The problem → Output each line exactly as it appears, skipping any embedded picture.

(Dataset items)
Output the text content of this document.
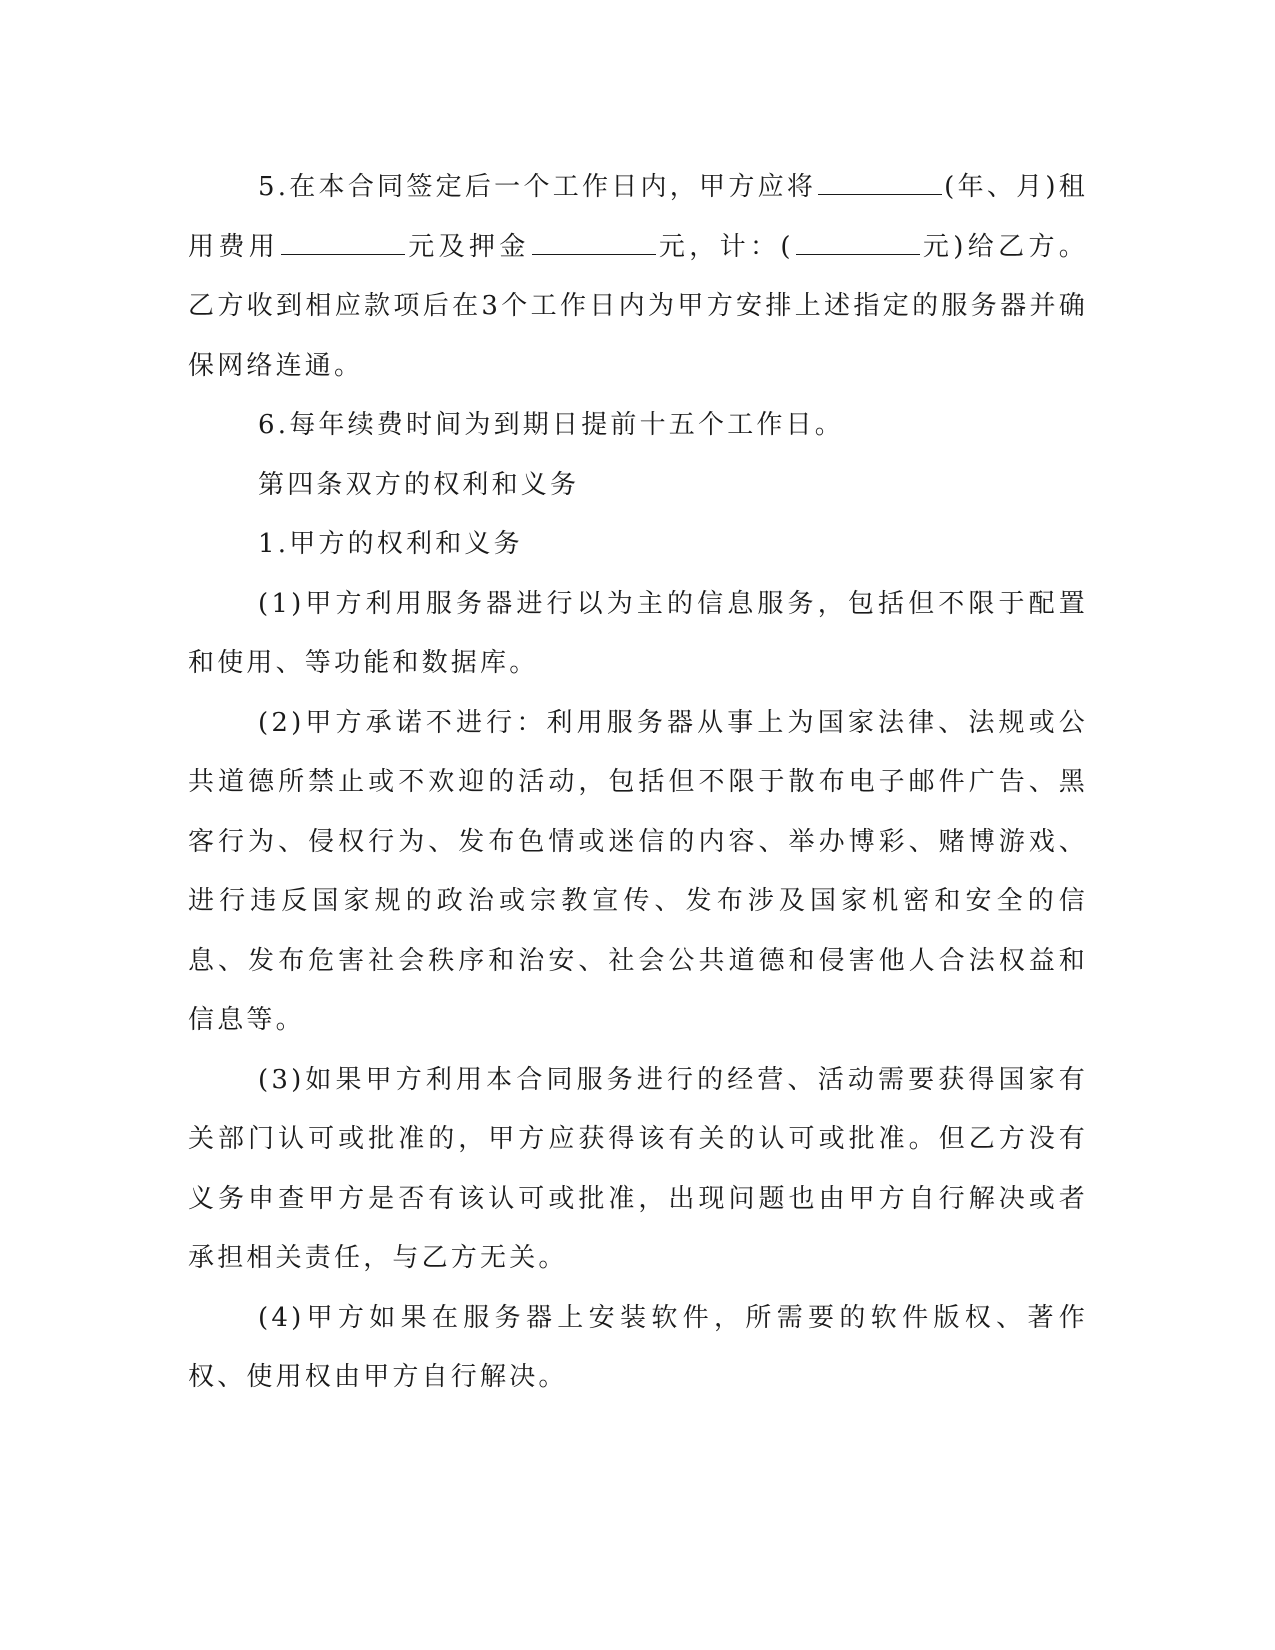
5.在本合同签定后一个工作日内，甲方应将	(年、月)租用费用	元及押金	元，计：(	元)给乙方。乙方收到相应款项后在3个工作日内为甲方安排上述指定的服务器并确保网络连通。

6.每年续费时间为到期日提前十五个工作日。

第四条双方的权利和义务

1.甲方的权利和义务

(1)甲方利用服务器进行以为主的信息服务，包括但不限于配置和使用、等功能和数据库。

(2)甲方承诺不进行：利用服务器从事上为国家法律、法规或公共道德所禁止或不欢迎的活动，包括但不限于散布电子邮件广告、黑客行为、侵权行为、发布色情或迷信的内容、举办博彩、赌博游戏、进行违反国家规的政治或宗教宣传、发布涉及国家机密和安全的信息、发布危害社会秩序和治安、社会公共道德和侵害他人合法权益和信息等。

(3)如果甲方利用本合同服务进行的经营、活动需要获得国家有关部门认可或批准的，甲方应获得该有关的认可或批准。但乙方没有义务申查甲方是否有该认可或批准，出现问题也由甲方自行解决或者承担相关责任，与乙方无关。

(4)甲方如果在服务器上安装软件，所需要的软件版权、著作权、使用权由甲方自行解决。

Written response →
Output the text content of this document.
5.在本合同签定后一个工作日内，甲方应将	(年、月)租用费用	元及押金	元，计：(	元)给乙方。乙方收到相应款项后在3个工作日内为甲方安排上述指定的服务器并确保网络连通。

6.每年续费时间为到期日提前十五个工作日。

第四条双方的权利和义务

1.甲方的权利和义务

(1)甲方利用服务器进行以为主的信息服务，包括但不限于配置和使用、等功能和数据库。

(2)甲方承诺不进行：利用服务器从事上为国家法律、法规或公共道德所禁止或不欢迎的活动，包括但不限于散布电子邮件广告、黑客行为、侵权行为、发布色情或迷信的内容、举办博彩、赌博游戏、进行违反国家规的政治或宗教宣传、发布涉及国家机密和安全的信息、发布危害社会秩序和治安、社会公共道德和侵害他人合法权益和信息等。

(3)如果甲方利用本合同服务进行的经营、活动需要获得国家有关部门认可或批准的，甲方应获得该有关的认可或批准。但乙方没有义务申查甲方是否有该认可或批准，出现问题也由甲方自行解决或者承担相关责任，与乙方无关。

(4)甲方如果在服务器上安装软件，所需要的软件版权、著作权、使用权由甲方自行解决。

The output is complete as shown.